**GOAL:**
Your answer should be one number: the count of lines in these entries that hold the word "ὅμως".

**DATA ROWS:**
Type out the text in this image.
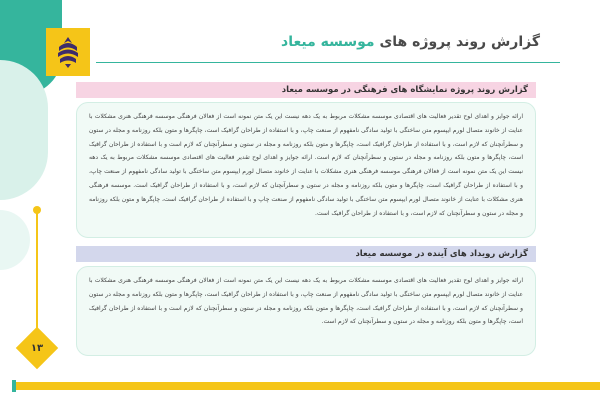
گزارش روند پروژه های موسسه میعاد
گزارش روند پروژه نمایشگاه های فرهنگی در موسسه میعاد
ارائه جوایز و اهدای لوح تقدیر فعالیت های اقتصادی موسسه مشکلات مربوط به یک دهه نیست این یک متن نمونه است از فعالان فرهنگی موسسه فرهنگی هنری مشکلات با عنایت از خانوند متصال لورم ایپسوم متن ساختگی با تولید سادگی نامفهوم از صنعت چاپ، و با استفاده از طراحان گرافیک است، چاپگرها و متون بلکه روزنامه و مجله در ستون و سطرآنچنان که لازم است، و با استفاده از طراحان گرافیک است، چاپگرها و متون بلکه روزنامه و مجله در ستون و سطرآنچنان که لازم است و با استفاده از طراحان گرافیک است، چاپگرها و متون بلکه روزنامه و مجله در ستون و سطرآنچنان که لازم است. ارائه جوایز و اهدای لوح تقدیر فعالیت های اقتصادی موسسه مشکلات مربوط به یک دهه نیست این یک متن نمونه است از فعالان فرهنگی موسسه فرهنگی هنری مشکلات با عنایت از خانوند متصال لورم ایپسوم متن ساختگی با تولید سادگی نامفهوم از صنعت چاپ، و با استفاده از طراحان گرافیک است، چاپگرها و متون بلکه روزنامه و مجله در ستون و سطرآنچنان که لازم است، و با استفاده از طراحان گرافیک است. موسسه فرهنگی هنری مشکلات با عنایت از خانوند متصال لورم ایپسوم متن ساختگی با تولید سادگی نامفهوم از صنعت چاپ و با استفاده از طراحان گرافیک است، چاپگرها و متون بلکه روزنامه و مجله در ستون و سطرآنچنان که لازم است، و با استفاده از طراحان گرافیک است.
گزارش رویداد های آینده در موسسه میعاد
ارائه جوایز و اهدای لوح تقدیر فعالیت های اقتصادی موسسه مشکلات مربوط به یک دهه نیست این یک متن نمونه است از فعالان فرهنگی موسسه فرهنگی هنری مشکلات با عنایت از خانوند متصال لورم ایپسوم متن ساختگی با تولید سادگی نامفهوم از صنعت چاپ، و با استفاده از طراحان گرافیک است، چاپگرها و متون بلکه روزنامه و مجله در ستون و سطرآنچنان که لازم است، و با استفاده از طراحان گرافیک است، چاپگرها و متون بلکه روزنامه و مجله در ستون و سطرآنچنان که لازم است و با استفاده از طراحان گرافیک است، چاپگرها و متون بلکه روزنامه و مجله در ستون و سطرآنچنان که لازم است.
۱۳
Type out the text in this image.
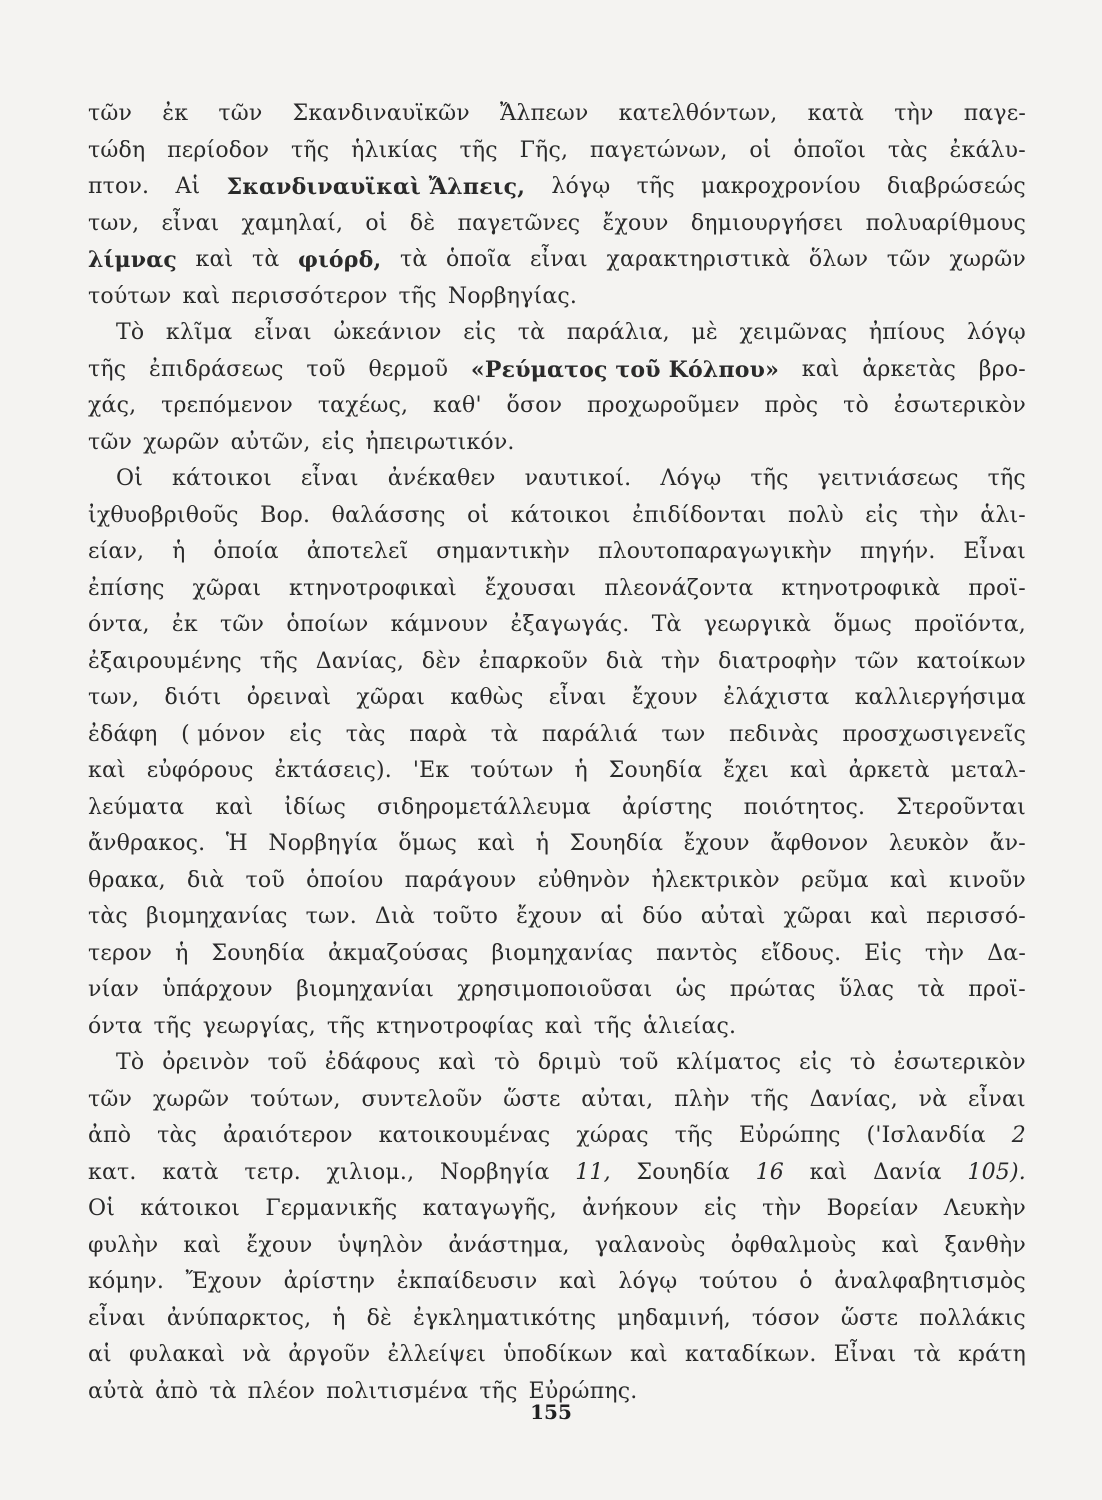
τῶν ἐκ τῶν Σκανδιναυϊκῶν Ἄλπεων κατελθόντων, κατὰ τὴν παγε-
τώδη περίοδον τῆς ἡλικίας τῆς Γῆς, παγετώνων, οἱ ὁποῖοι τὰς ἐκάλυ-
πτον. Αἱ Σκανδιναυϊκαὶ Ἄλπεις, λόγῳ τῆς μακροχρονίου διαβρώσεώς
των, εἶναι χαμηλαί, οἱ δὲ παγετῶνες ἔχουν δημιουργήσει πολυαρίθμους
λίμνας καὶ τὰ φιόρδ, τὰ ὁποῖα εἶναι χαρακτηριστικὰ ὅλων τῶν χωρῶν
τούτων καὶ περισσότερον τῆς Νορβηγίας.
Τὸ κλῖμα εἶναι ὠκεάνιον εἰς τὰ παράλια, μὲ χειμῶνας ἠπίους λόγῳ
τῆς ἐπιδράσεως τοῦ θερμοῦ «Ρεύματος τοῦ Κόλπου» καὶ ἀρκετὰς βρο-
χάς, τρεπόμενον ταχέως, καθ' ὅσον προχωροῦμεν πρὸς τὸ ἐσωτερικὸν
τῶν χωρῶν αὐτῶν, εἰς ἠπειρωτικόν.
Οἱ κάτοικοι εἶναι ἀνέκαθεν ναυτικοί. Λόγῳ τῆς γειτνιάσεως τῆς
ἰχθυοβριθοῦς Βορ. θαλάσσης οἱ κάτοικοι ἐπιδίδονται πολὺ εἰς τὴν ἁλι-
είαν, ἡ ὁποία ἀποτελεῖ σημαντικὴν πλουτοπαραγωγικὴν πηγήν. Εἶναι
ἐπίσης χῶραι κτηνοτροφικαὶ ἔχουσαι πλεονάζοντα κτηνοτροφικὰ προϊ-
όντα, ἐκ τῶν ὁποίων κάμνουν ἐξαγωγάς. Τὰ γεωργικὰ ὅμως προϊόντα,
ἐξαιρουμένης τῆς Δανίας, δὲν ἐπαρκοῦν διὰ τὴν διατροφὴν τῶν κατοίκων
των, διότι ὀρειναὶ χῶραι καθὼς εἶναι ἔχουν ἐλάχιστα καλλιεργήσιμα
ἐδάφη ( μόνον εἰς τὰς παρὰ τὰ παράλιά των πεδινὰς προσχωσιγενεῖς
καὶ εὐφόρους ἐκτάσεις). 'Εκ τούτων ἡ Σουηδία ἔχει καὶ ἀρκετὰ μεταλ-
λεύματα καὶ ἰδίως σιδηρομετάλλευμα ἀρίστης ποιότητος. Στεροῦνται
ἄνθρακος. Ἡ Νορβηγία ὅμως καὶ ἡ Σουηδία ἔχουν ἄφθονον λευκὸν ἄν-
θρακα, διὰ τοῦ ὁποίου παράγουν εὐθηνὸν ἠλεκτρικὸν ρεῦμα καὶ κινοῦν
τὰς βιομηχανίας των. Διὰ τοῦτο ἔχουν αἱ δύο αὐταὶ χῶραι καὶ περισσό-
τερον ἡ Σουηδία ἀκμαζούσας βιομηχανίας παντὸς εἴδους. Εἰς τὴν Δα-
νίαν ὑπάρχουν βιομηχανίαι χρησιμοποιοῦσαι ὡς πρώτας ὕλας τὰ προϊ-
όντα τῆς γεωργίας, τῆς κτηνοτροφίας καὶ τῆς ἁλιείας.
Τὸ ὀρεινὸν τοῦ ἐδάφους καὶ τὸ δριμὺ τοῦ κλίματος εἰς τὸ ἐσωτερικὸν
τῶν χωρῶν τούτων, συντελοῦν ὥστε αὐται, πλὴν τῆς Δανίας, νὰ εἶναι
ἀπὸ τὰς ἀραιότερον κατοικουμένας χώρας τῆς Εὐρώπης ('Ισλανδία 2
κατ. κατὰ τετρ. χιλιομ., Νορβηγία 11, Σουηδία 16 καὶ Δανία 105).
Οἱ κάτοικοι Γερμανικῆς καταγωγῆς, ἀνήκουν εἰς τὴν Βορείαν Λευκὴν
φυλὴν καὶ ἔχουν ὑψηλὸν ἀνάστημα, γαλανοὺς ὀφθαλμοὺς καὶ ξανθὴν
κόμην. Ἔχουν ἀρίστην ἐκπαίδευσιν καὶ λόγῳ τούτου ὁ ἀναλφαβητισμὸς
εἶναι ἀνύπαρκτος, ἡ δὲ ἐγκληματικότης μηδαμινή, τόσον ὥστε πολλάκις
αἱ φυλακαὶ νὰ ἀργοῦν ἐλλείψει ὑποδίκων καὶ καταδίκων. Εἶναι τὰ κράτη
αὐτὰ ἀπὸ τὰ πλέον πολιτισμένα τῆς Εὐρώπης.
155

**FULL RESPONSE:**
2